Texto para revisar:

#####

La diferencia entre aquellos tiempos difíciles y estos complicados son los valores. En aquellos, había manifestaciones y se exigían los derechos; en estos, entregamos nuestra libertad y nuestros derechos, y solo luchamos por lo propio si acaso. En aquellos, nos enseñaban a pedir las cosas por favor, a dar las gracias, a no molestar al resto de las personas, a comportarnos en los lugares públicos y a vestirnos decentemente, sobre todo en lugares de cierta importancia como los hospitales, los bancos o las entidades públicas; en estos tiempos, todo vale y se tiene más consideración por un perro que por el prójimo, y no es que un animal no merezca consideración, tanto si es un perro como si es un pájaro.

Concluyo en que nuestros mayores lo tuvieron más difícil, al igual que nosotros mismos en aquel entonces, en tanto que hoy las cosas son más fáciles aunque las guerras y nuestro sumamente elevado nivel de tolerancia las compliquen cada día más. Hoy todo se hace desde casa y la información llega al instante al aparato electrónico de nuestro bolsillo, entonces uno debía desplazarse, leer, hablar con otras personas y trabajar con esfuerzo los sueños y deseos. Y ahora que es más fácil, todo parece más frívolo y banal que entonces. Los valores, lejos de madurar, se han depauperizado en grado extremo.

Tengo una amiga que está casada y tiene dos hijos ya crecidos. La familia trató de independizarse, pero acabaron vendiendo la casa para vivir con la madre de ella, que ya les ha dejado el piso en usufructo. Los hijos son mayores ya, como digo, y van llevando su vida. Ella tiene gatos en casa, riñe a veces con su madre porque tienen caracteres muy distintos y me contó hace poco que habla a menudo con la Inteligencia Artificial, que ahora es nombre propio y se escribe con mayúsculas. No habla naderías sino inquietudes emocionales, ella es una persona muy inquieta e impulsiva y los gatos y la IA. Le ayudan a mantener cierto estado de buena normalidad y la imagen de que todo va bien y lleva una buena vida.

Yo no tengo nada de ello, me voy considerando un dinosaurio, parte de una especie pronta a su extinción, y en algo me consuela pensar que la vida es esto y que la vida ha sido, es y será siempre difícil. Me encontraré en otro plano existencial o sencillamente habré dejado de existir cuando los humanoides sean los que trabajen para que nosotros no salgamos de la cama ni sintamos necesidad de ejercitar la mente para nada que no sea comer y cubrir otras necesidades básicas, y lo mínimo para entregarnos a algún ocio.

#####

(Registros de una fuente de datos)
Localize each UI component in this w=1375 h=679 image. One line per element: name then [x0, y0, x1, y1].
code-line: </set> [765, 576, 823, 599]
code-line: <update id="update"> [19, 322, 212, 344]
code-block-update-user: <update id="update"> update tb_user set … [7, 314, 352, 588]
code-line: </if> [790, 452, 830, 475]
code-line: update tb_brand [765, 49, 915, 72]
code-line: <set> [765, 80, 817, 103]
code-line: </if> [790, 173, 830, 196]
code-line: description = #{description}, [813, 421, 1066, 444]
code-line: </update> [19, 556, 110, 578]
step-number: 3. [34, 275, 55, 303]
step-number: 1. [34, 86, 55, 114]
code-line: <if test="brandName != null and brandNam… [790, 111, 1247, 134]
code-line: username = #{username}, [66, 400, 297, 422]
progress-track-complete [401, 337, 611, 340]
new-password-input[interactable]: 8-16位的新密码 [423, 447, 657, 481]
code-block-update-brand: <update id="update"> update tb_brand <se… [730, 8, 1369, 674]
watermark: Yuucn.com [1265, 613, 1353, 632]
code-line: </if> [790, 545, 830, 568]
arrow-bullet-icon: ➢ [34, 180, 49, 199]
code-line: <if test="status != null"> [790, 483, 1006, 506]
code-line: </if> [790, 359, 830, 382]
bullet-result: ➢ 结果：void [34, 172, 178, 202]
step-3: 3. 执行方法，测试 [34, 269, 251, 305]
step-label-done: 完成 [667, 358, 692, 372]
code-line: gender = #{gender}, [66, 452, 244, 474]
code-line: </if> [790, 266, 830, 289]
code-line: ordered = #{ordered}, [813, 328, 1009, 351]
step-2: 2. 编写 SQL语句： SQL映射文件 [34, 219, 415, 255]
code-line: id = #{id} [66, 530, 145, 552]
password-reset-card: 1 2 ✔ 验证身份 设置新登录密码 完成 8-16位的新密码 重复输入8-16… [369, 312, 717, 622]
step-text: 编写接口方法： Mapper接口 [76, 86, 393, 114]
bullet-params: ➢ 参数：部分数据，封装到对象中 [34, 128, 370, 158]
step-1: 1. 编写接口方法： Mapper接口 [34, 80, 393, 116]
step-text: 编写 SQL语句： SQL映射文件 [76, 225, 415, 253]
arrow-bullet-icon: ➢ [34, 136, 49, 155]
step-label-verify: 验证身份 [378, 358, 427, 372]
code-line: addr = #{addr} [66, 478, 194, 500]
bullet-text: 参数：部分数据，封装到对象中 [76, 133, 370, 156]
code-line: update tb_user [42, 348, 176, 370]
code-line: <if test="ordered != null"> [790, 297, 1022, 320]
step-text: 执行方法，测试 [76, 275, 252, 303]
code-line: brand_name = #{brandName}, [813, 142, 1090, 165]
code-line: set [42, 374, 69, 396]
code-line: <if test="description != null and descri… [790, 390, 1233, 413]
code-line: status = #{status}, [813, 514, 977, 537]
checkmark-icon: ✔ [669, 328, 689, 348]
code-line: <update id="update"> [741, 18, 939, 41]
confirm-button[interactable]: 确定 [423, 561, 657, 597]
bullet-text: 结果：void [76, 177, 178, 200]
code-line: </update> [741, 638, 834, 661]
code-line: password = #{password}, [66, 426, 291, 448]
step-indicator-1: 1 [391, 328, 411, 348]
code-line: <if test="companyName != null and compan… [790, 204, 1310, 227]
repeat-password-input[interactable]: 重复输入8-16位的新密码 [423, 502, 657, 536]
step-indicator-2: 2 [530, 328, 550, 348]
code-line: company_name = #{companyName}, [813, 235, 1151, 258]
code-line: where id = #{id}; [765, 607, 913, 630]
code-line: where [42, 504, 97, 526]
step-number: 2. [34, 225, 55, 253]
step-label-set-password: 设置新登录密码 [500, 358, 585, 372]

#####

Conjunto de tareas:
[a] En una a tres oraciones, explica por qué el texto sobre los valores afirma que "nuestros mayores lo tuvieron más difícil".
[b] Escribe la continuación del texto sobre los valores a partir de su última oración.
Los datos no tienen ninguna relación con lo que se pide aquí.

Sección de respuestas:
[a] Antes había que desplazarse, leer, hablar con otras personas y trabajar con esfuerzo los sueños y deseos. Hoy, en cambio, todo se hace desde casa y la información llega al instante al aparato electrónico que llevamos en el bolsillo.

[b]
Móstoles será una ciudad del futuro, incluso en aquel lejano presente. Ciudades como la nuestra siempre están en el futuro y nunca encuentran el presente. Quizá me equivoque. No puedo pensar en que cualquier pasado fuera mejor, como decía Jorge Manrique y aunque sea una verdad como un templo de los que ya van quedando menos, ni consigo convencerme de que cualquier futuro sea mejor. Al final, me quedo siempre a medio camino, en un presente difícil que añora un pasado más difícil y mira con temor y miedo hacia el futuro. Afortunadamente, sé que no soy importante en las cosas profundas de la vida: en su devenir, en su elementalidad, en su causalidad y en su supervivencia. Ninguno lo somos. Trato de encontrar el equilibrio entre los tres ejes temporales y de desprenderme de la idea de lo fácil o lo difícil, por más claridad con la que puedan mostrarse ambos en momentos precisos. No dejan de ser términos relativos y eso da margen para distorsionarlos a nuestro capricho.

Los valores son los cimientos de la vida, incluso los elefantes los tienen a su modo. Me convenzo de que la Villa mantiene los valores a través de la Cultura, el Deporte y los Festejos que celebra tradicionalmente, así como de las acciones que toma para el adecuado mantenimiento de la ciudad. Quizá haya asignaturas pendientes como la recogida de basuras, pese a la tasa que se ha trasladado a los vecinos y que no ha sido retornada de ninguna manera. Sin ánimo alguno de resultar dogmático ni moralista, lo difícil es el equilibrio y lo difícil son los valores. Dos aspectos imprescindibles para que del presente nazca un buen pasado y para que el presente germine en un buen futuro.

Lo difícil es lo que hicieron nuestros padres para que nosotros lo tuviéramos fácil. Quizá no pensaron en enseñarnos que el camino difícil era el correcto, pero esto ya es una divagación. ¿Verdad?